◆ Passage:
Method 1: 1% of 0.6 ml is 0.06/40 = 0.0015 mM which would be 1.5 uM (i hate concentrations if you noticed? )

Method 2: c=n/v …. molecular weight of lactose is 342/(40 ml + 0.6 ml) = 8000 something which i would thing is wrong? unless it is 8423 uM and then it becomes 8.4 mM ?

Method 3: im running out of ides –> 0.6/0.01 = 60 mM?

• #104128
JackBean
Participant

1) you have 1% solution, so you canNOT get 0.0015 mM just from V1/V2!!!
2) use simply c1V1 = c2V2, you just need to keep the units of concentration (c1 and c2) the same, i.e. either % or M, but do not mix it!

• #104129
kitkat11
Participant

yes i noticed that mistake but i was so confused let people see where i was going wrong … umm can u explain that formula u gave though in a bit more detail (or e.g.) because i’ve never seen it? or heard of it? thanks!

• #104131
canalon
Participant

c1v1=c2v2
When calculating a concentration if you multiply the volume of original solution used (v1) by its concentration (c1) it is equal to the final concentartion (c2) time the final volume (v2)

◆ Things to do:
1) List the usernames of the participants whose posts appear in the thread on calculating concentrations.
2) Rewrite the entries from their first line through the line containing "link-blurry-smeared[interactable]: Blurry or", substituting "bullet-dot" for every "bullet-marker" and leaving everything else unchanged.

◆ Available data:
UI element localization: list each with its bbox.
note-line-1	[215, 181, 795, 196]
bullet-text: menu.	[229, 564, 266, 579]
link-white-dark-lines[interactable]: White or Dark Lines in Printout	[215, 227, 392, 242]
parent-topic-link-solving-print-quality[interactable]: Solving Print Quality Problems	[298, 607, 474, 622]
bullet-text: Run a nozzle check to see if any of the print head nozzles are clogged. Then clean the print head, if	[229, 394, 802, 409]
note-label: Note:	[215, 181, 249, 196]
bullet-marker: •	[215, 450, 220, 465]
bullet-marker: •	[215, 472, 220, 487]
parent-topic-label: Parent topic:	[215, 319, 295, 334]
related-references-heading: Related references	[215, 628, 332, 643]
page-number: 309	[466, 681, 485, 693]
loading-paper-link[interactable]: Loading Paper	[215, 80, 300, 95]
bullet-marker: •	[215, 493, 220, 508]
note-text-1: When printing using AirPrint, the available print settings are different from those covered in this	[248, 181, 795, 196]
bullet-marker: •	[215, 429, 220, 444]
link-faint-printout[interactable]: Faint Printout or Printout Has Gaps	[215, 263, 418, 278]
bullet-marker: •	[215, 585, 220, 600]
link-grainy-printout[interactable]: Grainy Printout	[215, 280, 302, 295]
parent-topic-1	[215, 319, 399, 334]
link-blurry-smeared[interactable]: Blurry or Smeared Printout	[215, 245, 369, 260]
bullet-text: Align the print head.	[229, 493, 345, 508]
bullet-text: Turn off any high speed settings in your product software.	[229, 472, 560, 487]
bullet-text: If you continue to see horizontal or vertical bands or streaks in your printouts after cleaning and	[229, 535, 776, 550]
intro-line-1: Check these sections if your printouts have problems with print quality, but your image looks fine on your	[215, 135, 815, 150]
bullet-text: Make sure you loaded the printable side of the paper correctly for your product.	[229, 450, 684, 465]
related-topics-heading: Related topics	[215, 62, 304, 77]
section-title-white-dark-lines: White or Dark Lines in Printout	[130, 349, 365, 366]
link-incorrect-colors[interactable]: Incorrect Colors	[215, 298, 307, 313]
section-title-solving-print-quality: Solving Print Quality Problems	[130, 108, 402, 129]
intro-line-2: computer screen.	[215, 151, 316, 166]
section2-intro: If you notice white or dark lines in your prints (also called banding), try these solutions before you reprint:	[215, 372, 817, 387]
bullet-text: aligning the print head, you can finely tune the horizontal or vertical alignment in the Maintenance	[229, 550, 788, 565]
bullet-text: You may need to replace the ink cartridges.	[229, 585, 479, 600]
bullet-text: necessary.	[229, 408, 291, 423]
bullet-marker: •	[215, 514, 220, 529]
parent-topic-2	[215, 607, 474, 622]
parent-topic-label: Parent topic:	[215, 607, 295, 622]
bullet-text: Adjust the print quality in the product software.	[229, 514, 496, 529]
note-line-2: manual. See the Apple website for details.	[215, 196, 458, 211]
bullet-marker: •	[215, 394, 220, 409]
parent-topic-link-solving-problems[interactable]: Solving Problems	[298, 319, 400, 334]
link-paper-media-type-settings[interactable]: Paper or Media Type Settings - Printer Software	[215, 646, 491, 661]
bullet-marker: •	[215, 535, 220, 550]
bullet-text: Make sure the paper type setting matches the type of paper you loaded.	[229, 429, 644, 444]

◆ Complete answers:
1) JackBean, kitkat11, canalon

2)
UI element localization: list each with its bbox.
note-line-1	[215, 181, 795, 196]
bullet-text: menu.	[229, 564, 266, 579]
link-white-dark-lines[interactable]: White or Dark Lines in Printout	[215, 227, 392, 242]
parent-topic-link-solving-print-quality[interactable]: Solving Print Quality Problems	[298, 607, 474, 622]
bullet-text: Run a nozzle check to see if any of the print head nozzles are clogged. Then clean the print head, if	[229, 394, 802, 409]
note-label: Note:	[215, 181, 249, 196]
bullet-dot: •	[215, 450, 220, 465]
bullet-dot: •	[215, 472, 220, 487]
parent-topic-label: Parent topic:	[215, 319, 295, 334]
related-references-heading: Related references	[215, 628, 332, 643]
page-number: 309	[466, 681, 485, 693]
loading-paper-link[interactable]: Loading Paper	[215, 80, 300, 95]
bullet-dot: •	[215, 493, 220, 508]
note-text-1: When printing using AirPrint, the available print settings are different from those covered in this	[248, 181, 795, 196]
bullet-dot: •	[215, 429, 220, 444]
link-faint-printout[interactable]: Faint Printout or Printout Has Gaps	[215, 263, 418, 278]
bullet-dot: •	[215, 585, 220, 600]
link-grainy-printout[interactable]: Grainy Printout	[215, 280, 302, 295]
parent-topic-1	[215, 319, 399, 334]
link-blurry-smeared[interactable]: Blurry or Smeared Printout	[215, 245, 369, 260]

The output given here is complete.